Collected data entries
▬▬▬

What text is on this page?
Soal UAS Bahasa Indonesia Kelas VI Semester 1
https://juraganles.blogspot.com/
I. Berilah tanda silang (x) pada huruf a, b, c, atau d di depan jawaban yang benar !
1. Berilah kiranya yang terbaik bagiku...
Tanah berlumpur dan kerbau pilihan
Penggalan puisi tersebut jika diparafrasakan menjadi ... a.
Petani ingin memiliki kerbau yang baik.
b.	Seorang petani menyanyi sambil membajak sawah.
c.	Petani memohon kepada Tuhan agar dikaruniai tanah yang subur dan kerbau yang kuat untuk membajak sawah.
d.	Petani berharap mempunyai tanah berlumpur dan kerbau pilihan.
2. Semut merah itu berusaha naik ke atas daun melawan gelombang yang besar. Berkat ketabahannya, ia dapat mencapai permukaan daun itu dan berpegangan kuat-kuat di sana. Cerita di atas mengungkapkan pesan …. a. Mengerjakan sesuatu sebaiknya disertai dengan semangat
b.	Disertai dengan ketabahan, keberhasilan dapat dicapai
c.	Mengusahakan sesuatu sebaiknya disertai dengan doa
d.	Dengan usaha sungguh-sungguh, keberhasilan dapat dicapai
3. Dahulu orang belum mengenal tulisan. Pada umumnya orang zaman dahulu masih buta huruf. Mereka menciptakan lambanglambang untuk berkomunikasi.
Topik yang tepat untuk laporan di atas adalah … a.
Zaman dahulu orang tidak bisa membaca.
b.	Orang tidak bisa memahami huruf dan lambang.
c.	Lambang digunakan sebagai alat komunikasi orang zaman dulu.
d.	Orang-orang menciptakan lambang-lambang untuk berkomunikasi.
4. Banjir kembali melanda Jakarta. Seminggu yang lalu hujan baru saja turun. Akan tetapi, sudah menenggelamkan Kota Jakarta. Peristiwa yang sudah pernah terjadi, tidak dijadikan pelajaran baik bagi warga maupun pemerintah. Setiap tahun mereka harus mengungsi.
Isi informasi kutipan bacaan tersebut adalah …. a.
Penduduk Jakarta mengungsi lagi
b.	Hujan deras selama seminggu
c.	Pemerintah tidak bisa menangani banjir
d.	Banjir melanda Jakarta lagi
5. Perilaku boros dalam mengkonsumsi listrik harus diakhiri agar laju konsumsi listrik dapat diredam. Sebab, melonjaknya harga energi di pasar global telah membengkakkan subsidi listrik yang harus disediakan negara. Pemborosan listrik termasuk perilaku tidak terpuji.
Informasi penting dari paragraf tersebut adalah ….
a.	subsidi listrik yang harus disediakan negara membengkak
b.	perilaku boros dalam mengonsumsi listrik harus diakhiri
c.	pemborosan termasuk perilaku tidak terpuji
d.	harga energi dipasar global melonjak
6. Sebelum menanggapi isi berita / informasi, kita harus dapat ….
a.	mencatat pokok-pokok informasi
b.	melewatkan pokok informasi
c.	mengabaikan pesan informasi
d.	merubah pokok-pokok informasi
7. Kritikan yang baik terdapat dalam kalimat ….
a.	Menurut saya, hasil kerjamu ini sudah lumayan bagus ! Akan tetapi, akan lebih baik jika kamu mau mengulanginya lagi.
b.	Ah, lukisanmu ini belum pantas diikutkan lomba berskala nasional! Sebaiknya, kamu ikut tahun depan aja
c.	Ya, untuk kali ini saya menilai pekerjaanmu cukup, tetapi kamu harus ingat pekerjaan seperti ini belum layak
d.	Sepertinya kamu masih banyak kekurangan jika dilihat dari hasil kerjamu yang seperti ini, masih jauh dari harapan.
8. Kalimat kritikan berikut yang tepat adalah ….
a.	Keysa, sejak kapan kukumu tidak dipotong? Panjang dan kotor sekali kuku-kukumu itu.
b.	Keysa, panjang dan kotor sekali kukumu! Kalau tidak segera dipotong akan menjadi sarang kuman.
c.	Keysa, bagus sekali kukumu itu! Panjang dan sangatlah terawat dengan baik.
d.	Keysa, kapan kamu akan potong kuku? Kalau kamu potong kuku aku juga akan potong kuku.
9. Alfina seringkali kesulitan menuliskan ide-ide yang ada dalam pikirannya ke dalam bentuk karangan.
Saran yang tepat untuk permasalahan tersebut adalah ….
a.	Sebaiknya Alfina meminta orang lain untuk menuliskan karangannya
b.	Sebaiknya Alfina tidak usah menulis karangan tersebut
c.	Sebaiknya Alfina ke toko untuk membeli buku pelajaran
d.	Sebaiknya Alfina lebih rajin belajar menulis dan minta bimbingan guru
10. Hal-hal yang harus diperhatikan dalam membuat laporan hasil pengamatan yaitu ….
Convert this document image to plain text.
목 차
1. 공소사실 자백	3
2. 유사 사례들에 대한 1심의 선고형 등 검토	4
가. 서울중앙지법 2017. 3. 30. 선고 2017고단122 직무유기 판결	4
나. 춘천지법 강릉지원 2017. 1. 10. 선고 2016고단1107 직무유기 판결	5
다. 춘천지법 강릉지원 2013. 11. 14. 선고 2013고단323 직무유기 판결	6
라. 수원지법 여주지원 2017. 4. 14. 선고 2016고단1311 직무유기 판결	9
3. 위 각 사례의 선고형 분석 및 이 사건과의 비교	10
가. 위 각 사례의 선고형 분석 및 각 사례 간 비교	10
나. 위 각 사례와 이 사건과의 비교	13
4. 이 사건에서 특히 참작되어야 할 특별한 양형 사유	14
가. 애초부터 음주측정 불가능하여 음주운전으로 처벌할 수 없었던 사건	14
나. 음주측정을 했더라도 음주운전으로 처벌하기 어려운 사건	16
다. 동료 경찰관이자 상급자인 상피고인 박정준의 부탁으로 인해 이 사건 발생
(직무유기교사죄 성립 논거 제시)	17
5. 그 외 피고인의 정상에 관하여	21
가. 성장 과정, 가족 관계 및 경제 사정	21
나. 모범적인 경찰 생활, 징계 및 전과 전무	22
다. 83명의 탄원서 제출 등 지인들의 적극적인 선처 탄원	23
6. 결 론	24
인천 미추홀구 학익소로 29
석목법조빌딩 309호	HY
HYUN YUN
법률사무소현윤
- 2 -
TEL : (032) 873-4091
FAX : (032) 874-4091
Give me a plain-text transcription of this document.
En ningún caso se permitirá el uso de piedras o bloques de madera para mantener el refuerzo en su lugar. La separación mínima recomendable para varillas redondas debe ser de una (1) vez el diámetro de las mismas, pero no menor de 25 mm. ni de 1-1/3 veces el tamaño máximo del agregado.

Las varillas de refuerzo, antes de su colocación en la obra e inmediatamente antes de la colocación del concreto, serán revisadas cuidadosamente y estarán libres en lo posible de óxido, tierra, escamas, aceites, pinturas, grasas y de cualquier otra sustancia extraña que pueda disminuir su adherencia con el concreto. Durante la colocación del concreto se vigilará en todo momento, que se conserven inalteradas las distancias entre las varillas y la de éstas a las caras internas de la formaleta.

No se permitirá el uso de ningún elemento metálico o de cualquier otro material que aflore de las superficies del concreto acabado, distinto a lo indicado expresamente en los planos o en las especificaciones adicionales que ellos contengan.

▬▬▬

The request:
Your task is to transcribe the listing above in full, exactly as given.

Task solution:
What text is on this page?
Soal UAS Bahasa Indonesia Kelas VI Semester 1
https://juraganles.blogspot.com/
I. Berilah tanda silang (x) pada huruf a, b, c, atau d di depan jawaban yang benar !
1. Berilah kiranya yang terbaik bagiku...
Tanah berlumpur dan kerbau pilihan
Penggalan puisi tersebut jika diparafrasakan menjadi ... a.
Petani ingin memiliki kerbau yang baik.
b.	Seorang petani menyanyi sambil membajak sawah.
c.	Petani memohon kepada Tuhan agar dikaruniai tanah yang subur dan kerbau yang kuat untuk membajak sawah.
d.	Petani berharap mempunyai tanah berlumpur dan kerbau pilihan.
2. Semut merah itu berusaha naik ke atas daun melawan gelombang yang besar. Berkat ketabahannya, ia dapat mencapai permukaan daun itu dan berpegangan kuat-kuat di sana. Cerita di atas mengungkapkan pesan …. a. Mengerjakan sesuatu sebaiknya disertai dengan semangat
b.	Disertai dengan ketabahan, keberhasilan dapat dicapai
c.	Mengusahakan sesuatu sebaiknya disertai dengan doa
d.	Dengan usaha sungguh-sungguh, keberhasilan dapat dicapai
3. Dahulu orang belum mengenal tulisan. Pada umumnya orang zaman dahulu masih buta huruf. Mereka menciptakan lambanglambang untuk berkomunikasi.
Topik yang tepat untuk laporan di atas adalah … a.
Zaman dahulu orang tidak bisa membaca.
b.	Orang tidak bisa memahami huruf dan lambang.
c.	Lambang digunakan sebagai alat komunikasi orang zaman dulu.
d.	Orang-orang menciptakan lambang-lambang untuk berkomunikasi.
4. Banjir kembali melanda Jakarta. Seminggu yang lalu hujan baru saja turun. Akan tetapi, sudah menenggelamkan Kota Jakarta. Peristiwa yang sudah pernah terjadi, tidak dijadikan pelajaran baik bagi warga maupun pemerintah. Setiap tahun mereka harus mengungsi.
Isi informasi kutipan bacaan tersebut adalah …. a.
Penduduk Jakarta mengungsi lagi
b.	Hujan deras selama seminggu
c.	Pemerintah tidak bisa menangani banjir
d.	Banjir melanda Jakarta lagi
5. Perilaku boros dalam mengkonsumsi listrik harus diakhiri agar laju konsumsi listrik dapat diredam. Sebab, melonjaknya harga energi di pasar global telah membengkakkan subsidi listrik yang harus disediakan negara. Pemborosan listrik termasuk perilaku tidak terpuji.
Informasi penting dari paragraf tersebut adalah ….
a.	subsidi listrik yang harus disediakan negara membengkak
b.	perilaku boros dalam mengonsumsi listrik harus diakhiri
c.	pemborosan termasuk perilaku tidak terpuji
d.	harga energi dipasar global melonjak
6. Sebelum menanggapi isi berita / informasi, kita harus dapat ….
a.	mencatat pokok-pokok informasi
b.	melewatkan pokok informasi
c.	mengabaikan pesan informasi
d.	merubah pokok-pokok informasi
7. Kritikan yang baik terdapat dalam kalimat ….
a.	Menurut saya, hasil kerjamu ini sudah lumayan bagus ! Akan tetapi, akan lebih baik jika kamu mau mengulanginya lagi.
b.	Ah, lukisanmu ini belum pantas diikutkan lomba berskala nasional! Sebaiknya, kamu ikut tahun depan aja
c.	Ya, untuk kali ini saya menilai pekerjaanmu cukup, tetapi kamu harus ingat pekerjaan seperti ini belum layak
d.	Sepertinya kamu masih banyak kekurangan jika dilihat dari hasil kerjamu yang seperti ini, masih jauh dari harapan.
8. Kalimat kritikan berikut yang tepat adalah ….
a.	Keysa, sejak kapan kukumu tidak dipotong? Panjang dan kotor sekali kuku-kukumu itu.
b.	Keysa, panjang dan kotor sekali kukumu! Kalau tidak segera dipotong akan menjadi sarang kuman.
c.	Keysa, bagus sekali kukumu itu! Panjang dan sangatlah terawat dengan baik.
d.	Keysa, kapan kamu akan potong kuku? Kalau kamu potong kuku aku juga akan potong kuku.
9. Alfina seringkali kesulitan menuliskan ide-ide yang ada dalam pikirannya ke dalam bentuk karangan.
Saran yang tepat untuk permasalahan tersebut adalah ….
a.	Sebaiknya Alfina meminta orang lain untuk menuliskan karangannya
b.	Sebaiknya Alfina tidak usah menulis karangan tersebut
c.	Sebaiknya Alfina ke toko untuk membeli buku pelajaran
d.	Sebaiknya Alfina lebih rajin belajar menulis dan minta bimbingan guru
10. Hal-hal yang harus diperhatikan dalam membuat laporan hasil pengamatan yaitu ….
Convert this document image to plain text.
목 차
1. 공소사실 자백	3
2. 유사 사례들에 대한 1심의 선고형 등 검토	4
가. 서울중앙지법 2017. 3. 30. 선고 2017고단122 직무유기 판결	4
나. 춘천지법 강릉지원 2017. 1. 10. 선고 2016고단1107 직무유기 판결	5
다. 춘천지법 강릉지원 2013. 11. 14. 선고 2013고단323 직무유기 판결	6
라. 수원지법 여주지원 2017. 4. 14. 선고 2016고단1311 직무유기 판결	9
3. 위 각 사례의 선고형 분석 및 이 사건과의 비교	10
가. 위 각 사례의 선고형 분석 및 각 사례 간 비교	10
나. 위 각 사례와 이 사건과의 비교	13
4. 이 사건에서 특히 참작되어야 할 특별한 양형 사유	14
가. 애초부터 음주측정 불가능하여 음주운전으로 처벌할 수 없었던 사건	14
나. 음주측정을 했더라도 음주운전으로 처벌하기 어려운 사건	16
다. 동료 경찰관이자 상급자인 상피고인 박정준의 부탁으로 인해 이 사건 발생
(직무유기교사죄 성립 논거 제시)	17
5. 그 외 피고인의 정상에 관하여	21
가. 성장 과정, 가족 관계 및 경제 사정	21
나. 모범적인 경찰 생활, 징계 및 전과 전무	22
다. 83명의 탄원서 제출 등 지인들의 적극적인 선처 탄원	23
6. 결 론	24
인천 미추홀구 학익소로 29
석목법조빌딩 309호	HY
HYUN YUN
법률사무소현윤
- 2 -
TEL : (032) 873-4091
FAX : (032) 874-4091
Give me a plain-text transcription of this document.
En ningún caso se permitirá el uso de piedras o bloques de madera para mantener el refuerzo en su lugar. La separación mínima recomendable para varillas redondas debe ser de una (1) vez el diámetro de las mismas, pero no menor de 25 mm. ni de 1-1/3 veces el tamaño máximo del agregado.

Las varillas de refuerzo, antes de su colocación en la obra e inmediatamente antes de la colocación del concreto, serán revisadas cuidadosamente y estarán libres en lo posible de óxido, tierra, escamas, aceites, pinturas, grasas y de cualquier otra sustancia extraña que pueda disminuir su adherencia con el concreto. Durante la colocación del concreto se vigilará en todo momento, que se conserven inalteradas las distancias entre las varillas y la de éstas a las caras internas de la formaleta.

No se permitirá el uso de ningún elemento metálico o de cualquier otro material que aflore de las superficies del concreto acabado, distinto a lo indicado expresamente en los planos o en las especificaciones adicionales que ellos contengan.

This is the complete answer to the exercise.